# WORK TASK
Which lines of the listing hold the string "log₁₀"? Show each of them.

─── INPUT MATERIAL

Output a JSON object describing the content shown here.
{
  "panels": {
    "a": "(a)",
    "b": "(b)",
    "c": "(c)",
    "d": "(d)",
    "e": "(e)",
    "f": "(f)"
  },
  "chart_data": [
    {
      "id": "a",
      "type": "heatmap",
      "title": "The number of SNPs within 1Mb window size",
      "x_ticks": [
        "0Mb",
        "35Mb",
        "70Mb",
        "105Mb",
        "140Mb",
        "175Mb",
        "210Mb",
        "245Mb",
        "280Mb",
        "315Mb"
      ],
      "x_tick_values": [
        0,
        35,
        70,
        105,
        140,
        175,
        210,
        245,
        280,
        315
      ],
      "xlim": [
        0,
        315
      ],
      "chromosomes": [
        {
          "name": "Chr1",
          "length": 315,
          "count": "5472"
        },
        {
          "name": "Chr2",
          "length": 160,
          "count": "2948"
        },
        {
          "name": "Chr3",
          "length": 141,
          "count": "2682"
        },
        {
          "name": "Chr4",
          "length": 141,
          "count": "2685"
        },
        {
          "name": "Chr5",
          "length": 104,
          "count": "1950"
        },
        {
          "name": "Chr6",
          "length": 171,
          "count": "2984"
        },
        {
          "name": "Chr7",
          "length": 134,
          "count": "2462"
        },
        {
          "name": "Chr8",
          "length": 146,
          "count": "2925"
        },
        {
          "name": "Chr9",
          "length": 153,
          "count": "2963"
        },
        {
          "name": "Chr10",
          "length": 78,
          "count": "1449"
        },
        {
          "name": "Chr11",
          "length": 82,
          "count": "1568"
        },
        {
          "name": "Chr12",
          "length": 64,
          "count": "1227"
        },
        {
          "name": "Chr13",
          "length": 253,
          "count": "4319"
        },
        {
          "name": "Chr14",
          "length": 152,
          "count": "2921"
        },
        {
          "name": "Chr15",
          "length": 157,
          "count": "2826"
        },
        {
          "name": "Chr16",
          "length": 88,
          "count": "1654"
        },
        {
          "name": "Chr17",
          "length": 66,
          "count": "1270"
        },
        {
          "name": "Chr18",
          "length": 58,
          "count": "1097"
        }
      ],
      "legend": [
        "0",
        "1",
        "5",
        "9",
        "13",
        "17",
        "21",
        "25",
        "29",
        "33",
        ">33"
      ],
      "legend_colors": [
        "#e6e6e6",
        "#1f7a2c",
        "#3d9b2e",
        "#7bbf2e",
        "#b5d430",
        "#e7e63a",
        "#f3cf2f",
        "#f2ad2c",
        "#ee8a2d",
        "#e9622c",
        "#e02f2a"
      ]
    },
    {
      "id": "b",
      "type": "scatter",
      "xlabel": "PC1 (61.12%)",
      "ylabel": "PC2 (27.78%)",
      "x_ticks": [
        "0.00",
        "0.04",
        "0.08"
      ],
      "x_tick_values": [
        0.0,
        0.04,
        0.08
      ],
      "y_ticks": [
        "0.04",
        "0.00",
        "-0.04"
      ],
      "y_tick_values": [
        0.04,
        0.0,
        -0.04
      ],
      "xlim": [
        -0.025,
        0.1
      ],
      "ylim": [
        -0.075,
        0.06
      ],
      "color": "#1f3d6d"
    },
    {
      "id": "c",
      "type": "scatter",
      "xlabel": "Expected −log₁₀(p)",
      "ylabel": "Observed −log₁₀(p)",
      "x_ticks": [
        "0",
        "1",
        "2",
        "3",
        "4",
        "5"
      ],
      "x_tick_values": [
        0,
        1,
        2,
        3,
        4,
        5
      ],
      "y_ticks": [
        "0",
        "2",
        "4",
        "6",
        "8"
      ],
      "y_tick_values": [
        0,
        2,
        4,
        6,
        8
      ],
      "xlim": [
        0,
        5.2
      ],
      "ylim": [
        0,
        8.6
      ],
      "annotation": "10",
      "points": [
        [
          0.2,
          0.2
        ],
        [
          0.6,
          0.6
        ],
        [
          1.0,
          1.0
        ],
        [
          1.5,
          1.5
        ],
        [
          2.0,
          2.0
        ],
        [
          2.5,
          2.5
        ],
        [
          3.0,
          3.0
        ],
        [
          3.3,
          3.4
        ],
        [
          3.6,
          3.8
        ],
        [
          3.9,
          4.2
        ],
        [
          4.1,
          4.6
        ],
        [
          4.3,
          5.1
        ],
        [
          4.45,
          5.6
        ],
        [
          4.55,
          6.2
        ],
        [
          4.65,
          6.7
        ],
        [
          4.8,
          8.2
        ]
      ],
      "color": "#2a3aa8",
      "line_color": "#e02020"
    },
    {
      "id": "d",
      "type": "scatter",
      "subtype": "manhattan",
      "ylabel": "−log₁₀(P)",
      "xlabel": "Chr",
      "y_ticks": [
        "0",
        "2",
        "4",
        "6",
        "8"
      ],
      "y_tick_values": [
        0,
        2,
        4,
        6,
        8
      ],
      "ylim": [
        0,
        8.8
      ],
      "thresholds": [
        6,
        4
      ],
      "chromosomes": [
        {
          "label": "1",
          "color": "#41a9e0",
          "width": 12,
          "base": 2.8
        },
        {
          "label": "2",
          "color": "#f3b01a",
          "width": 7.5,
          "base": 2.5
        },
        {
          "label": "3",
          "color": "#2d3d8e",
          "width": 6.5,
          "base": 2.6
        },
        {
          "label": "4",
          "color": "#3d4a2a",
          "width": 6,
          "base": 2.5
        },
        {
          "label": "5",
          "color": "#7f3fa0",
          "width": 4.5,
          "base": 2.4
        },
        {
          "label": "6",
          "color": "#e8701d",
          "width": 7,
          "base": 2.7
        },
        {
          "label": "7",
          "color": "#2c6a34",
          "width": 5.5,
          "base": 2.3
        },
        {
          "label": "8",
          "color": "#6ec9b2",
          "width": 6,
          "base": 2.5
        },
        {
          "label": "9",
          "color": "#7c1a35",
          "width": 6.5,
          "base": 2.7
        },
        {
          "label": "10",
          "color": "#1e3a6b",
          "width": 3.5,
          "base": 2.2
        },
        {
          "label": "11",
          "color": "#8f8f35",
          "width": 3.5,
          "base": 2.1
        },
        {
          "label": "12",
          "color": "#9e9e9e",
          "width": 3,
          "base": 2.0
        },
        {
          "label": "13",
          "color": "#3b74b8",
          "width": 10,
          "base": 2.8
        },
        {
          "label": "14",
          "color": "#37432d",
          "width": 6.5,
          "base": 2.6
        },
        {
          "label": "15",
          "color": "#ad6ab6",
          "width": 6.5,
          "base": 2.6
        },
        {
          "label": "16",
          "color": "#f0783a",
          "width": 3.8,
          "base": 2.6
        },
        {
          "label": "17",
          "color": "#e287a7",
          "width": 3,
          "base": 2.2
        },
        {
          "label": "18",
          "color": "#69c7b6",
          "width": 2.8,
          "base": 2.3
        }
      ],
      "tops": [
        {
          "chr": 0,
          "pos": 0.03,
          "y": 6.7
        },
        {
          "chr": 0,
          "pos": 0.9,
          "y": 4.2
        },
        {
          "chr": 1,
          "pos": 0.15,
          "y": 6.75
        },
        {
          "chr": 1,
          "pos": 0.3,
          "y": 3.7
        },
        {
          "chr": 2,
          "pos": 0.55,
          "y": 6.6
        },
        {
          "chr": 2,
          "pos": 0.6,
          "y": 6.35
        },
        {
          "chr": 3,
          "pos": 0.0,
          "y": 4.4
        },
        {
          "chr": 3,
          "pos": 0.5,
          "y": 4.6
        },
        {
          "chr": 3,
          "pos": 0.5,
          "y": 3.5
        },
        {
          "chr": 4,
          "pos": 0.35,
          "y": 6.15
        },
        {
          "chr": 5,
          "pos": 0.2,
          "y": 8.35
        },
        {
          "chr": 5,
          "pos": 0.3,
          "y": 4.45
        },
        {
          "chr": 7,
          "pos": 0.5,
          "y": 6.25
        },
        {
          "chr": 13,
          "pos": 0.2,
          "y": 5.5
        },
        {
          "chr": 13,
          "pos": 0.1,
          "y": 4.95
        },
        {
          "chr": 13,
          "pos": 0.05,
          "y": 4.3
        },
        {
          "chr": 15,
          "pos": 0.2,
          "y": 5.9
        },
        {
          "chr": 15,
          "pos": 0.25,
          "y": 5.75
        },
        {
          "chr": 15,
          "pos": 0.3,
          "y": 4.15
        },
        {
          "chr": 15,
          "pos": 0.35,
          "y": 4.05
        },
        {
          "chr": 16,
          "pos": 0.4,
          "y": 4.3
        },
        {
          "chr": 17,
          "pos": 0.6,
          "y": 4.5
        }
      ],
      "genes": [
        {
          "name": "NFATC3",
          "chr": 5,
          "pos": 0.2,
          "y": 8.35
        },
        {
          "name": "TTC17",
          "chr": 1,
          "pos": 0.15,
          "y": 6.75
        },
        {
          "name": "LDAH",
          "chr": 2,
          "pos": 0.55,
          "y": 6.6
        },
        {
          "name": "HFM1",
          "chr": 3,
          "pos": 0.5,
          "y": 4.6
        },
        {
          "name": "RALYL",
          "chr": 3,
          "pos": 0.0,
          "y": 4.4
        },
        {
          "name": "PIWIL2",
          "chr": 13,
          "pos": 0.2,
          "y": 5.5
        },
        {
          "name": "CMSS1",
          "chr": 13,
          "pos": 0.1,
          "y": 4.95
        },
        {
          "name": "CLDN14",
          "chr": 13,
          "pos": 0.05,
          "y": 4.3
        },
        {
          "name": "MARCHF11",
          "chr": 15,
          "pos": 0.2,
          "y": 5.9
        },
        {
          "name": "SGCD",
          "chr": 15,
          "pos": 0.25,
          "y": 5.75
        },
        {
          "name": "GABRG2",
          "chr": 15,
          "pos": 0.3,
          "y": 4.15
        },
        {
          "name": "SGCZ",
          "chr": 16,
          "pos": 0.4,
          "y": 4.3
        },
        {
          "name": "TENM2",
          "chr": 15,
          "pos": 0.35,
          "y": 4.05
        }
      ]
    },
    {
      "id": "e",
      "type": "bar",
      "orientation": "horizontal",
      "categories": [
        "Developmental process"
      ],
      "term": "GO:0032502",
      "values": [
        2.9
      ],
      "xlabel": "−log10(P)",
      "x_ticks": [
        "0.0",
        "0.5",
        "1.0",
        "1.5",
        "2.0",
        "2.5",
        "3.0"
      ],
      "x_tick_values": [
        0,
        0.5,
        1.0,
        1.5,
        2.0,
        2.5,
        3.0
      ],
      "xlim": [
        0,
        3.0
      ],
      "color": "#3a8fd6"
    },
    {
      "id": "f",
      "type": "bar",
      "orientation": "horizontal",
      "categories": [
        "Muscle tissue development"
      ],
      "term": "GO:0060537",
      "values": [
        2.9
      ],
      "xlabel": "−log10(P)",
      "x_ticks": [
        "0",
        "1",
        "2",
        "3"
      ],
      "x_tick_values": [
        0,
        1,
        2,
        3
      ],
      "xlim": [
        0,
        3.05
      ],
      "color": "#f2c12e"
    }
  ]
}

──────

# EXPECTED ANSWER
      "xlabel": "Expected −log₁₀(p)",
      "ylabel": "Observed −log₁₀(p)",
      "ylabel": "−log₁₀(P)",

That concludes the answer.